— START SUPPLIED DATA —

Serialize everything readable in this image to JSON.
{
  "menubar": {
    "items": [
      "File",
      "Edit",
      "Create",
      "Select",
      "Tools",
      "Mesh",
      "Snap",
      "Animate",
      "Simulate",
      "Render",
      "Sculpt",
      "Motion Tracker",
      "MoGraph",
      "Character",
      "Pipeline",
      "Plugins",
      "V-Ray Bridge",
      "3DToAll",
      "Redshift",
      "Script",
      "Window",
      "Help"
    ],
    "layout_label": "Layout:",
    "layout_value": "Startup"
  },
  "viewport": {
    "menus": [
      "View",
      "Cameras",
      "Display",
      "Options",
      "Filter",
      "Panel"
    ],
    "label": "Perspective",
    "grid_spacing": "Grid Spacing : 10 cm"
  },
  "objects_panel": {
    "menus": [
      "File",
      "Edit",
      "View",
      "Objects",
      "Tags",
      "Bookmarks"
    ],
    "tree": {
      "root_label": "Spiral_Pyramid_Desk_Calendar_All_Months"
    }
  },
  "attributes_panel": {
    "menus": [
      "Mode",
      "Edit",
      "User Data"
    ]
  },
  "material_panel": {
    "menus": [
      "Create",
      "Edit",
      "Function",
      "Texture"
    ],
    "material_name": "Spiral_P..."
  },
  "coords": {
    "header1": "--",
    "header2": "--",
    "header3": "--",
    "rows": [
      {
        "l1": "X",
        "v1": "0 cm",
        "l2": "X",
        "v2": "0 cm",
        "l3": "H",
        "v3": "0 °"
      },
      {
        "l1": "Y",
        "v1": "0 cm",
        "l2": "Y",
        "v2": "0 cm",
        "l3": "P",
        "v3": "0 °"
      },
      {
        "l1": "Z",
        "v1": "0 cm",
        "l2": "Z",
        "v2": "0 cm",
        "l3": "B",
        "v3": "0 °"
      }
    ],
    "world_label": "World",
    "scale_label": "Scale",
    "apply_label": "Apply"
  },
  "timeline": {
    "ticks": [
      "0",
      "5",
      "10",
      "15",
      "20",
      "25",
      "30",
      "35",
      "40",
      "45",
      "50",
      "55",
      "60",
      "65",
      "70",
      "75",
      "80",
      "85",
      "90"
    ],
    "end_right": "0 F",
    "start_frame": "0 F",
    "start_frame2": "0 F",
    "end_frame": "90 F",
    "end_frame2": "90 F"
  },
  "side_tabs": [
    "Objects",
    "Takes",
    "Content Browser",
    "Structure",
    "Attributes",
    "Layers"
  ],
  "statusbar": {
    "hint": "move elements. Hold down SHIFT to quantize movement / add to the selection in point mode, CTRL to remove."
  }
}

— END SUPPLIED DATA —

WORK INSTRUCTIONS:
Output all of the data again. Match it exactly.

ANSWER TO THE PROBLEM:
Serialize everything readable in this image to JSON.
{
  "menubar": {
    "items": [
      "File",
      "Edit",
      "Create",
      "Select",
      "Tools",
      "Mesh",
      "Snap",
      "Animate",
      "Simulate",
      "Render",
      "Sculpt",
      "Motion Tracker",
      "MoGraph",
      "Character",
      "Pipeline",
      "Plugins",
      "V-Ray Bridge",
      "3DToAll",
      "Redshift",
      "Script",
      "Window",
      "Help"
    ],
    "layout_label": "Layout:",
    "layout_value": "Startup"
  },
  "viewport": {
    "menus": [
      "View",
      "Cameras",
      "Display",
      "Options",
      "Filter",
      "Panel"
    ],
    "label": "Perspective",
    "grid_spacing": "Grid Spacing : 10 cm"
  },
  "objects_panel": {
    "menus": [
      "File",
      "Edit",
      "View",
      "Objects",
      "Tags",
      "Bookmarks"
    ],
    "tree": {
      "root_label": "Spiral_Pyramid_Desk_Calendar_All_Months"
    }
  },
  "attributes_panel": {
    "menus": [
      "Mode",
      "Edit",
      "User Data"
    ]
  },
  "material_panel": {
    "menus": [
      "Create",
      "Edit",
      "Function",
      "Texture"
    ],
    "material_name": "Spiral_P..."
  },
  "coords": {
    "header1": "--",
    "header2": "--",
    "header3": "--",
    "rows": [
      {
        "l1": "X",
        "v1": "0 cm",
        "l2": "X",
        "v2": "0 cm",
        "l3": "H",
        "v3": "0 °"
      },
      {
        "l1": "Y",
        "v1": "0 cm",
        "l2": "Y",
        "v2": "0 cm",
        "l3": "P",
        "v3": "0 °"
      },
      {
        "l1": "Z",
        "v1": "0 cm",
        "l2": "Z",
        "v2": "0 cm",
        "l3": "B",
        "v3": "0 °"
      }
    ],
    "world_label": "World",
    "scale_label": "Scale",
    "apply_label": "Apply"
  },
  "timeline": {
    "ticks": [
      "0",
      "5",
      "10",
      "15",
      "20",
      "25",
      "30",
      "35",
      "40",
      "45",
      "50",
      "55",
      "60",
      "65",
      "70",
      "75",
      "80",
      "85",
      "90"
    ],
    "end_right": "0 F",
    "start_frame": "0 F",
    "start_frame2": "0 F",
    "end_frame": "90 F",
    "end_frame2": "90 F"
  },
  "side_tabs": [
    "Objects",
    "Takes",
    "Content Browser",
    "Structure",
    "Attributes",
    "Layers"
  ],
  "statusbar": {
    "hint": "move elements. Hold down SHIFT to quantize movement / add to the selection in point mode, CTRL to remove."
  }
}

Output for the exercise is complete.